> **What the task requires**
Copy every line of the listing that holds the string "frac".

> **Data in this exercise**
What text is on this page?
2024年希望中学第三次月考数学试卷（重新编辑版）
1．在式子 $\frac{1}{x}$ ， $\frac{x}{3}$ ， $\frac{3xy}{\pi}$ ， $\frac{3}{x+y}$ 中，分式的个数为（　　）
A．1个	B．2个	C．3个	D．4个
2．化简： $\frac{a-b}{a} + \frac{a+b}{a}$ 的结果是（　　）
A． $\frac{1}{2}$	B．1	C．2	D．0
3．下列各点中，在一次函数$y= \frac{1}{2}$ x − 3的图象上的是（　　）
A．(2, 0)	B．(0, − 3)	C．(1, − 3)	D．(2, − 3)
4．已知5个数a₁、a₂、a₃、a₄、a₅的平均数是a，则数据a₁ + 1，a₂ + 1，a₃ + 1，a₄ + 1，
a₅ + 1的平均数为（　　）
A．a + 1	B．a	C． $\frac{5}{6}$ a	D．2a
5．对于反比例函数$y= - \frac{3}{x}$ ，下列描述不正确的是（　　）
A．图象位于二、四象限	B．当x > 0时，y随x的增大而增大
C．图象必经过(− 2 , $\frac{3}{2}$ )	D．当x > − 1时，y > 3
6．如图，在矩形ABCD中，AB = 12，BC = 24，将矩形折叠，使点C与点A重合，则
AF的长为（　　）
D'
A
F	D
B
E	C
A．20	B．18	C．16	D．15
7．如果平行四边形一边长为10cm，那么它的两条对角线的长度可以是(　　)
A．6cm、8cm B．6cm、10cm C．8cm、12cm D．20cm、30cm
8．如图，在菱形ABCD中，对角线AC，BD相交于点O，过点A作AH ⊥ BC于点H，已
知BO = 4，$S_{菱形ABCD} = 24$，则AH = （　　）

> **Solution to this problem**
1．在式子 $\frac{1}{x}$ ， $\frac{x}{3}$ ， $\frac{3xy}{\pi}$ ， $\frac{3}{x+y}$ 中，分式的个数为（　　）
2．化简： $\frac{a-b}{a} + \frac{a+b}{a}$ 的结果是（　　）
A． $\frac{1}{2}$	B．1	C．2	D．0
3．下列各点中，在一次函数$y= \frac{1}{2}$ x − 3的图象上的是（　　）
A．a + 1	B．a	C． $\frac{5}{6}$ a	D．2a
5．对于反比例函数$y= - \frac{3}{x}$ ，下列描述不正确的是（　　）
C．图象必经过(− 2 , $\frac{3}{2}$ )	D．当x > − 1时，y > 3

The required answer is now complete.